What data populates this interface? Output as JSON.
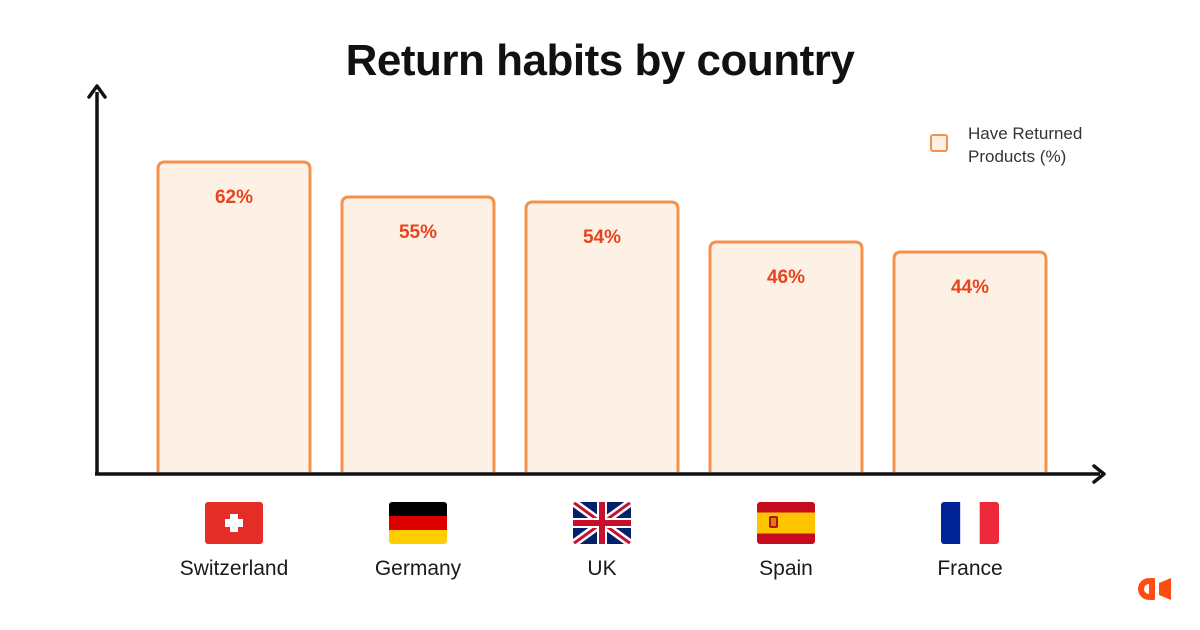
{
  "chart_data": {
    "type": "bar",
    "title": "Return habits by country",
    "categories": [
      "Switzerland",
      "Germany",
      "UK",
      "Spain",
      "France"
    ],
    "series": [
      {
        "name": "Have Returned Products (%)",
        "values": [
          62,
          55,
          54,
          46,
          44
        ]
      }
    ],
    "value_labels": [
      "62%",
      "55%",
      "54%",
      "46%",
      "44%"
    ],
    "ylim": [
      0,
      75
    ],
    "xlabel": "",
    "ylabel": "",
    "grid": false,
    "legend_position": "top-right",
    "colors": {
      "bar_fill": "#fdf1e6",
      "bar_stroke": "#f4924c",
      "label": "#e8441c",
      "axis": "#111111"
    }
  },
  "legend": {
    "label": "Have Returned Products (%)"
  },
  "flags": [
    "swiss-flag-icon",
    "german-flag-icon",
    "uk-flag-icon",
    "spanish-flag-icon",
    "french-flag-icon"
  ],
  "brand": {
    "logo": "brand-logo-icon",
    "color": "#ff4d12"
  }
}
------------------------------------------------
Show the lines of the records that contain the word "Have".

        "name": "Have Returned Products (%)",
    "label": "Have Returned Products (%)"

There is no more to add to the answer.